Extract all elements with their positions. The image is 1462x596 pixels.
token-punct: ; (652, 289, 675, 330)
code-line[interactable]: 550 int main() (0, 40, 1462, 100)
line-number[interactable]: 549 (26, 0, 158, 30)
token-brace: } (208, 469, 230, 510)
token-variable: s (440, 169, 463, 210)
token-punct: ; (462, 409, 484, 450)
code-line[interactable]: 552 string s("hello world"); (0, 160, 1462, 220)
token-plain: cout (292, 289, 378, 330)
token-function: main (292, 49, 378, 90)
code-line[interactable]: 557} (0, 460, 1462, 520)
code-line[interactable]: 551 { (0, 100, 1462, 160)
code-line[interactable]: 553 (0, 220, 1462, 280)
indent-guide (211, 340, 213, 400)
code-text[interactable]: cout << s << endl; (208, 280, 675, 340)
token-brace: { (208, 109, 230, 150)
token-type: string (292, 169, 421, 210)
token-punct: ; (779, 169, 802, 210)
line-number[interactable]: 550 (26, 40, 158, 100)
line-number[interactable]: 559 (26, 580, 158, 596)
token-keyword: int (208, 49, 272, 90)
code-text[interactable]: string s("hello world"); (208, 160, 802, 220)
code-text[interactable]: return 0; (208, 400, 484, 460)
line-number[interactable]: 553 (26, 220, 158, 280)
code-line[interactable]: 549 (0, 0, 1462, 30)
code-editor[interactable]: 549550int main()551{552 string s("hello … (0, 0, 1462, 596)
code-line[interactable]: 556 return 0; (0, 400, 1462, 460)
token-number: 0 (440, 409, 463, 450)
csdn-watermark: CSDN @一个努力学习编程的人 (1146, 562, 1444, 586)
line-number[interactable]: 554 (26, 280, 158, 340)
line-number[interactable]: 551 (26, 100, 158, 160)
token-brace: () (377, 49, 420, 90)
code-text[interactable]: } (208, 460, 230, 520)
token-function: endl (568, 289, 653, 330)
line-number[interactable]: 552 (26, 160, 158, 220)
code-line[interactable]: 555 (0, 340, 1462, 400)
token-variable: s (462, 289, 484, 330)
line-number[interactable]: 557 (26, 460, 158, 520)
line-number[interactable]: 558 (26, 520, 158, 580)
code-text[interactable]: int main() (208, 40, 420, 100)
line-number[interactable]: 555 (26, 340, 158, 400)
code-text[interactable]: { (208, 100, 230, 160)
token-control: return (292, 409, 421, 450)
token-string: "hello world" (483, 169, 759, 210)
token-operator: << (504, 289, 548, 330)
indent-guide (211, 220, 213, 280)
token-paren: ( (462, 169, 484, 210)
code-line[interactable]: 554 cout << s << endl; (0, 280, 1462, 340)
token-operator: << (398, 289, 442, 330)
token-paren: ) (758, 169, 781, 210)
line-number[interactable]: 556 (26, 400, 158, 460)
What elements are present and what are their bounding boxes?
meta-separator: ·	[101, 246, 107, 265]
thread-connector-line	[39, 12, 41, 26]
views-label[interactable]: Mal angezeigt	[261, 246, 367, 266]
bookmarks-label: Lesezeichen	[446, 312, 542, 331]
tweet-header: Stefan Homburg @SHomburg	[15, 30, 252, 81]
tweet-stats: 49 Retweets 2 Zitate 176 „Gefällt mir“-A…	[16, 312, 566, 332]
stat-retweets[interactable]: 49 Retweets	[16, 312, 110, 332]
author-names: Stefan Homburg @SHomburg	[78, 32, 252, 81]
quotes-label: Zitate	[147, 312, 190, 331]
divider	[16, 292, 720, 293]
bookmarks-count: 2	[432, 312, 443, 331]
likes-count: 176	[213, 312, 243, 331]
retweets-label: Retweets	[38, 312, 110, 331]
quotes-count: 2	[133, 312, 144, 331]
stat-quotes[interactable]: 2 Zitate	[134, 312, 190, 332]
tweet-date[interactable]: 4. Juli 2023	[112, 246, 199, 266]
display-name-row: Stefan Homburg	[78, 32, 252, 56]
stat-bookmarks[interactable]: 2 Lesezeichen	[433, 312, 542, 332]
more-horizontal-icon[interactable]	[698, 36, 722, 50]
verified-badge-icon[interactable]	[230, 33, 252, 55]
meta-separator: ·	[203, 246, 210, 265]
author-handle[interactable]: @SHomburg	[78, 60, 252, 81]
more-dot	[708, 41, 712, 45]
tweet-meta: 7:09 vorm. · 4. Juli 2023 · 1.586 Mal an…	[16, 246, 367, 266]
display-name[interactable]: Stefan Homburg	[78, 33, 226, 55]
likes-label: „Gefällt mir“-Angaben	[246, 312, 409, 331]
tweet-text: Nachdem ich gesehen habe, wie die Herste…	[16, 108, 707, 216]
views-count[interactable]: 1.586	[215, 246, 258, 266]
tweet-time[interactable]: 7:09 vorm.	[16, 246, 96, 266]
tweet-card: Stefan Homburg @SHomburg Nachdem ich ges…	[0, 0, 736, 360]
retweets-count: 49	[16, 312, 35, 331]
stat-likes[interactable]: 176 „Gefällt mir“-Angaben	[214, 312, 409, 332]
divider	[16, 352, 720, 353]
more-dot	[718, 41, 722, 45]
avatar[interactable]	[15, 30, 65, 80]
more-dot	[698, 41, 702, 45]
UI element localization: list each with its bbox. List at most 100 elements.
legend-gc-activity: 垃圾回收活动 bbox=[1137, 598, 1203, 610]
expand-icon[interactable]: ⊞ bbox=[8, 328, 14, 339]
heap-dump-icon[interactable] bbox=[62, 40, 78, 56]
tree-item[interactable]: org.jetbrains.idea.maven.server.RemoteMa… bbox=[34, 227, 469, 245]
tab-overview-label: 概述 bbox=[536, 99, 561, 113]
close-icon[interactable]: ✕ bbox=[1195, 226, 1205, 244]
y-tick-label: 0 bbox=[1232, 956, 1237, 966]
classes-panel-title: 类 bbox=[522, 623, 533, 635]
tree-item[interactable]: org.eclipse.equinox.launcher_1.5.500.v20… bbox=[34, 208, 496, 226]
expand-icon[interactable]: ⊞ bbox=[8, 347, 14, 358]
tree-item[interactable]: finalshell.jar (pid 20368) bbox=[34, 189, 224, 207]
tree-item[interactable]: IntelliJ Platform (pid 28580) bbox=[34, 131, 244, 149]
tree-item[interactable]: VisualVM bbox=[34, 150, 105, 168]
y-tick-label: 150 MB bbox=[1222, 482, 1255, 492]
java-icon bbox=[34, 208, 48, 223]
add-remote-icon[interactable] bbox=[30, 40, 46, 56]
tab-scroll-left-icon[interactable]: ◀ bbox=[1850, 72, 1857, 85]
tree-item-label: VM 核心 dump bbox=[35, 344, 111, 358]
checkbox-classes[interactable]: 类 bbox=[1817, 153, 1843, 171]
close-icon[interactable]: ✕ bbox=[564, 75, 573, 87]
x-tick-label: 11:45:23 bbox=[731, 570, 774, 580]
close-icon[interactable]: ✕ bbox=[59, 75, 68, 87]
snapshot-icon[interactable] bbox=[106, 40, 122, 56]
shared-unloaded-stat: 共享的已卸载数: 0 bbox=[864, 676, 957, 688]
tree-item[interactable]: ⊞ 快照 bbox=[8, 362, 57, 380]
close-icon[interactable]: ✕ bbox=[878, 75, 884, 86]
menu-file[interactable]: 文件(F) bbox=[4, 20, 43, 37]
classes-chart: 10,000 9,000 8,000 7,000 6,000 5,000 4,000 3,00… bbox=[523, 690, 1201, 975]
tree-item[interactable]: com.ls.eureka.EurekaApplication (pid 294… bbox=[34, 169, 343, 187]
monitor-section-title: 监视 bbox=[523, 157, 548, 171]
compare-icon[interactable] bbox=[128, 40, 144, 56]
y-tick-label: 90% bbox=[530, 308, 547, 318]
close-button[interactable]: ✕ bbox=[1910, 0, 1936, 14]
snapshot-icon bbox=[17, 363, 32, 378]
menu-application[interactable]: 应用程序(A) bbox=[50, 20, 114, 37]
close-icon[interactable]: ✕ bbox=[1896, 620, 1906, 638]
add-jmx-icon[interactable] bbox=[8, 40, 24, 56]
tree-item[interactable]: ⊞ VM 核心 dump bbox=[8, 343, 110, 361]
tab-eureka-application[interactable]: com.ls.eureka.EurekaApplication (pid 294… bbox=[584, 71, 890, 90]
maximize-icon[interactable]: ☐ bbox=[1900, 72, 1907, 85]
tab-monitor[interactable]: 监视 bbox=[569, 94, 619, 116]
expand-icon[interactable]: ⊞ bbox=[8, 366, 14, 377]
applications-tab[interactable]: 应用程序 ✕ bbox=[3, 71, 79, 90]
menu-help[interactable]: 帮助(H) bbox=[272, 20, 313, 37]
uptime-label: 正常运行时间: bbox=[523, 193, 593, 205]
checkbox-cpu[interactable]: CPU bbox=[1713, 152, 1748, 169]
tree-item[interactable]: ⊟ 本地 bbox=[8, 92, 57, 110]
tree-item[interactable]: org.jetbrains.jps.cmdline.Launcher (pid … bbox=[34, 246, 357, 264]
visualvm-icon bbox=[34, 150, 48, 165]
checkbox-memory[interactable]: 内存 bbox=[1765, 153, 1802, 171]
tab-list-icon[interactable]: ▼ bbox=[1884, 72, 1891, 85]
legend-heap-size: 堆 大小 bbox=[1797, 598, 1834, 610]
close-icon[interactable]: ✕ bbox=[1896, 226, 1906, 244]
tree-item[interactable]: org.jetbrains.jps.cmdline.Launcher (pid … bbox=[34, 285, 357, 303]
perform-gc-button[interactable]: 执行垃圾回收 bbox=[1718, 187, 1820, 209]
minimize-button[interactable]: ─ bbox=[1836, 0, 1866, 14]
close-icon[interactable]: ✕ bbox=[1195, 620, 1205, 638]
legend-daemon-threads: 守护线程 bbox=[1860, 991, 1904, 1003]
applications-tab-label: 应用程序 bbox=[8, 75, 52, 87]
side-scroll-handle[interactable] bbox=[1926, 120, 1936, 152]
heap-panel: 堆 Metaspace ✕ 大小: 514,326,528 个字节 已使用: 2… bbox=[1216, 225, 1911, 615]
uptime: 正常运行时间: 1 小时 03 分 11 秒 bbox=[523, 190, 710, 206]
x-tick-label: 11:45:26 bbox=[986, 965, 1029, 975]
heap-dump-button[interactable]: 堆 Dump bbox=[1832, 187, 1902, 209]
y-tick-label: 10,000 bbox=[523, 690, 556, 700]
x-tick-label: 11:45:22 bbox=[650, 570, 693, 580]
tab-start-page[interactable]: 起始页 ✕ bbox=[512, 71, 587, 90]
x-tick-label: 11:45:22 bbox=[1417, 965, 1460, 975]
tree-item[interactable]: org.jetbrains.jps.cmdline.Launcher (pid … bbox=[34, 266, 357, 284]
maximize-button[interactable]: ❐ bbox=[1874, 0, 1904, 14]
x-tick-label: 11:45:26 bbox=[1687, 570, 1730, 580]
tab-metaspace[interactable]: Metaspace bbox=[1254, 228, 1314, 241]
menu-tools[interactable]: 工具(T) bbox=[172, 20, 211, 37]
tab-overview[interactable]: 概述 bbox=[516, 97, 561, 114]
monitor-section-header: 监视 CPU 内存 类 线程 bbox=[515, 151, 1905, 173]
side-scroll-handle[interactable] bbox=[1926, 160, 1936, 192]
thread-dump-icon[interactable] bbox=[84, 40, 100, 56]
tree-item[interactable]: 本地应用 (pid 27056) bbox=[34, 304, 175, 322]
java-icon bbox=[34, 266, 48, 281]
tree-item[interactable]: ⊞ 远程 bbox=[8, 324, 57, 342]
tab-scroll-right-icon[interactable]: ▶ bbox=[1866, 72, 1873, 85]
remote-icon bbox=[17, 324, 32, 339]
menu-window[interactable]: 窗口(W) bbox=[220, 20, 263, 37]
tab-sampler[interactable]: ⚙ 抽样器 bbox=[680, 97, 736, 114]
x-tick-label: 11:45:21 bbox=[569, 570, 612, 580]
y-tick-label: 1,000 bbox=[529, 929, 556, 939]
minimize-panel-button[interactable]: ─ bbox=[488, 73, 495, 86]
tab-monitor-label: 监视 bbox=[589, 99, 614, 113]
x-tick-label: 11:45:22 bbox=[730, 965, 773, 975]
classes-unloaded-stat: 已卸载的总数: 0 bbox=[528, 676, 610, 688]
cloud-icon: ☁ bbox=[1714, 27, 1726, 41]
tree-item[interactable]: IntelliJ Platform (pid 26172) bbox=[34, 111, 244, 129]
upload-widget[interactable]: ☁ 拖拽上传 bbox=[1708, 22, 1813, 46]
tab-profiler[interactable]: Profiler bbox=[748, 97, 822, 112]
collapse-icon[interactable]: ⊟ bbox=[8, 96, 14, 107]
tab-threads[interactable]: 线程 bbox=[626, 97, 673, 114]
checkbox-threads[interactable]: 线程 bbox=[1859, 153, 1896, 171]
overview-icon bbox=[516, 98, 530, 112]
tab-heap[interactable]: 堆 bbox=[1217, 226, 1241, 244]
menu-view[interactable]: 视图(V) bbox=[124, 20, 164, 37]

— Goal of the exercise —
Put the rows above into a JSON list of strings, one string per line, with blank lines left out. Begin at the very first line and continue through the line containing "token-punct: ; (779, 169, 802, 210)".

— Task response —
[
  "Extract all elements with their positions. The image is 1462x596 pixels.",
  "token-punct: ; (652, 289, 675, 330)",
  "code-line[interactable]: 550 int main() (0, 40, 1462, 100)",
  "line-number[interactable]: 549 (26, 0, 158, 30)",
  "token-brace: } (208, 469, 230, 510)",
  "token-variable: s (440, 169, 463, 210)",
  "token-punct: ; (462, 409, 484, 450)",
  "code-line[interactable]: 552 string s(\"hello world\"); (0, 160, 1462, 220)",
  "token-plain: cout (292, 289, 378, 330)",
  "token-function: main (292, 49, 378, 90)",
  "code-line[interactable]: 557} (0, 460, 1462, 520)",
  "code-line[interactable]: 551 { (0, 100, 1462, 160)",
  "code-line[interactable]: 553 (0, 220, 1462, 280)",
  "indent-guide (211, 340, 213, 400)",
  "code-text[interactable]: cout << s << endl; (208, 280, 675, 340)",
  "token-brace: { (208, 109, 230, 150)",
  "token-type: string (292, 169, 421, 210)",
  "token-punct: ; (779, 169, 802, 210)"
]